Directions: Filter the records below down to lines containing "verified".
____
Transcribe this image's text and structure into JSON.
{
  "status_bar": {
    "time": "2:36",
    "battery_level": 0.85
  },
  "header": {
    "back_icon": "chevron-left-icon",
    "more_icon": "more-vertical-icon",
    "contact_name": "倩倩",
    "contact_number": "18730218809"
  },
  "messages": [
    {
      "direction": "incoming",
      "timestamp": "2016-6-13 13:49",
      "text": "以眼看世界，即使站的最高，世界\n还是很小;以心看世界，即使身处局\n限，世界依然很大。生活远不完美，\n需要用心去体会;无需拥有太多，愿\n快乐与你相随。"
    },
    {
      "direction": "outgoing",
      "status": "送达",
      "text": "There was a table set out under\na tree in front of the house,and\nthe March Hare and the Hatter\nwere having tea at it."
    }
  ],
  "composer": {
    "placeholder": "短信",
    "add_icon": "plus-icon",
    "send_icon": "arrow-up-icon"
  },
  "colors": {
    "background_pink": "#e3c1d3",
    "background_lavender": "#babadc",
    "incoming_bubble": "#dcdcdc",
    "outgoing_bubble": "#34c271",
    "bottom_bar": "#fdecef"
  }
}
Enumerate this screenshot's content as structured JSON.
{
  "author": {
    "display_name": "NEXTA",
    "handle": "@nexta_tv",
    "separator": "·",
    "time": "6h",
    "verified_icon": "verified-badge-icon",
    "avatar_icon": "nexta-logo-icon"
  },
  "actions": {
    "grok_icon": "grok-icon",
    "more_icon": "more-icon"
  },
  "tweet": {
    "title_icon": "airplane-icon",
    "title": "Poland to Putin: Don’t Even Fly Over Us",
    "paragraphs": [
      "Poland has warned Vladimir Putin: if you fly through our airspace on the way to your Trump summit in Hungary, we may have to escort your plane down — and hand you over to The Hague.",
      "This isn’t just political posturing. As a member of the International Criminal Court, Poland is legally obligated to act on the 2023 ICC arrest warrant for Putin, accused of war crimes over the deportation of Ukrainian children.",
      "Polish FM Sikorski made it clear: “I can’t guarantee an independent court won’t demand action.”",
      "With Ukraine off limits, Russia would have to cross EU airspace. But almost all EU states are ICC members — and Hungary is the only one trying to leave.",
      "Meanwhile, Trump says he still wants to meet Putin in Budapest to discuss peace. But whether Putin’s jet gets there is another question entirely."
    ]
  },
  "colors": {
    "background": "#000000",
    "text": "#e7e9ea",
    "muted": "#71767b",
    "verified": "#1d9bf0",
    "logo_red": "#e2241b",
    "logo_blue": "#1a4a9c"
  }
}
____
Finished task:
    "verified_icon": "verified-badge-icon",
    "verified": "#1d9bf0",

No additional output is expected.